** REQUIRED TASK **
Skip the pictures and repeat each line of the data exactly.

◇ ◇ ◇ ◇ ◇

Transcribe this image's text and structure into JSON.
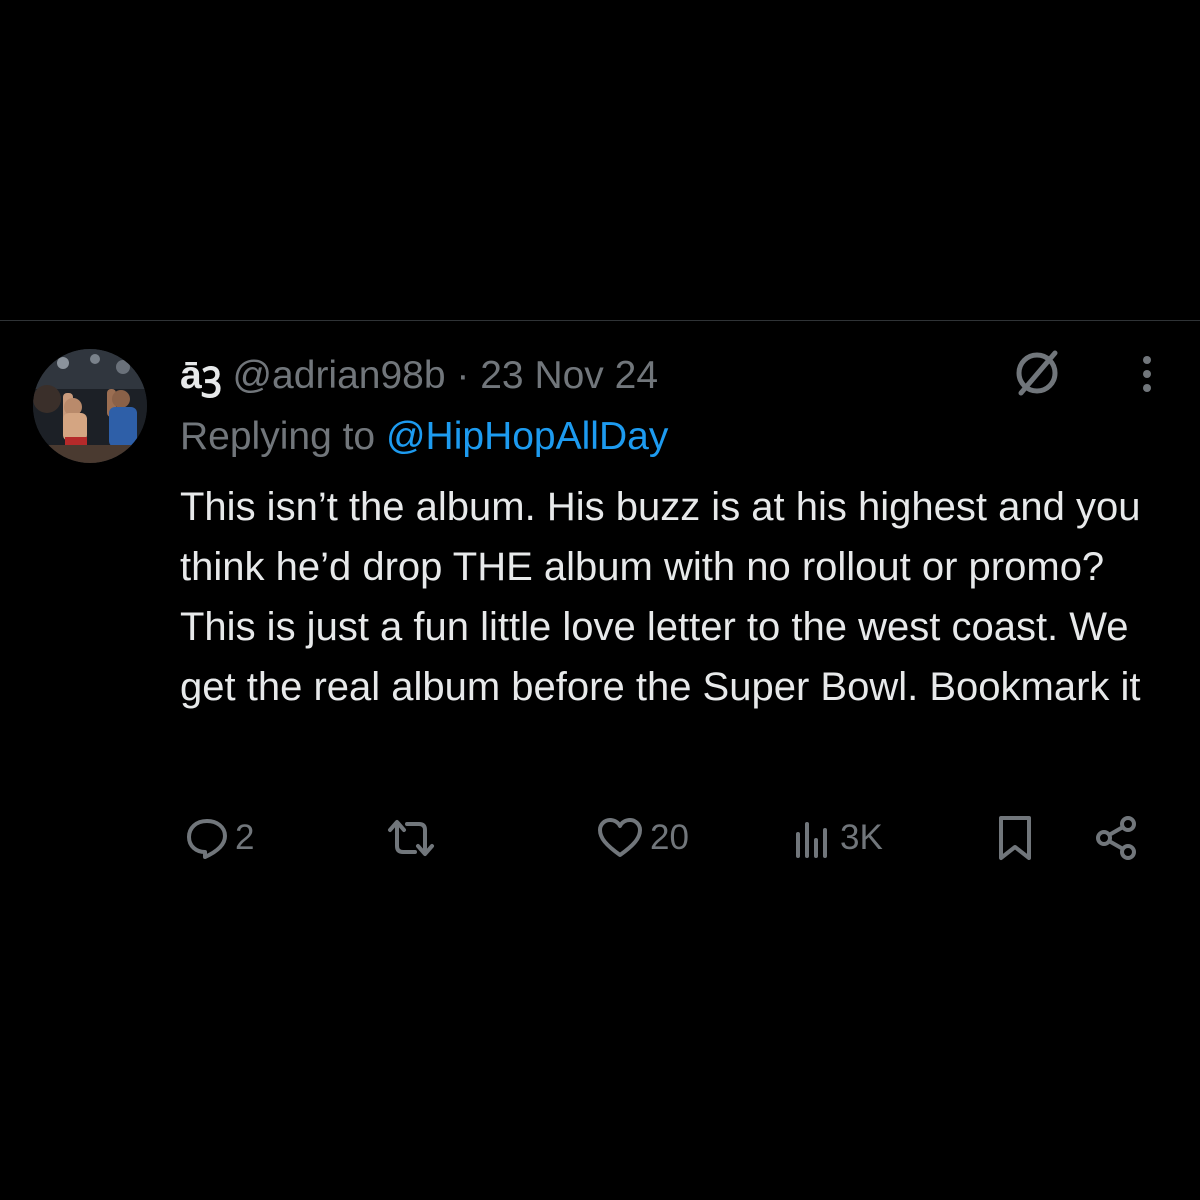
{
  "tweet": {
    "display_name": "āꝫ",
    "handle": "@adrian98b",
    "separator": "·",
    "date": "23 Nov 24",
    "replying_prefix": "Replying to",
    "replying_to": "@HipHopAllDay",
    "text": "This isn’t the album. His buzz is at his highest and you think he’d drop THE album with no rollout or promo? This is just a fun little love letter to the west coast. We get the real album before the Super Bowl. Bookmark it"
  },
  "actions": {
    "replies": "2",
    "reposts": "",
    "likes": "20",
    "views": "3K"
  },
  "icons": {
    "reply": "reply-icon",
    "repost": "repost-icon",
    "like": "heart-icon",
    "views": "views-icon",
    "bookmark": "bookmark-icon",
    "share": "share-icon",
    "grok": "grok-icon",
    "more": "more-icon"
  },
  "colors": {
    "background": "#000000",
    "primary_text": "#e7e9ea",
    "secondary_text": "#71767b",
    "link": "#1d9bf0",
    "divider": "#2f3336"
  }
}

◇ ◇ ◇ ◇ ◇

** ANSWER BELOW **
Transcribe this image's text and structure into JSON.
{
  "tweet": {
    "display_name": "āꝫ",
    "handle": "@adrian98b",
    "separator": "·",
    "date": "23 Nov 24",
    "replying_prefix": "Replying to",
    "replying_to": "@HipHopAllDay",
    "text": "This isn’t the album. His buzz is at his highest and you think he’d drop THE album with no rollout or promo? This is just a fun little love letter to the west coast. We get the real album before the Super Bowl. Bookmark it"
  },
  "actions": {
    "replies": "2",
    "reposts": "",
    "likes": "20",
    "views": "3K"
  },
  "icons": {
    "reply": "reply-icon",
    "repost": "repost-icon",
    "like": "heart-icon",
    "views": "views-icon",
    "bookmark": "bookmark-icon",
    "share": "share-icon",
    "grok": "grok-icon",
    "more": "more-icon"
  },
  "colors": {
    "background": "#000000",
    "primary_text": "#e7e9ea",
    "secondary_text": "#71767b",
    "link": "#1d9bf0",
    "divider": "#2f3336"
  }
}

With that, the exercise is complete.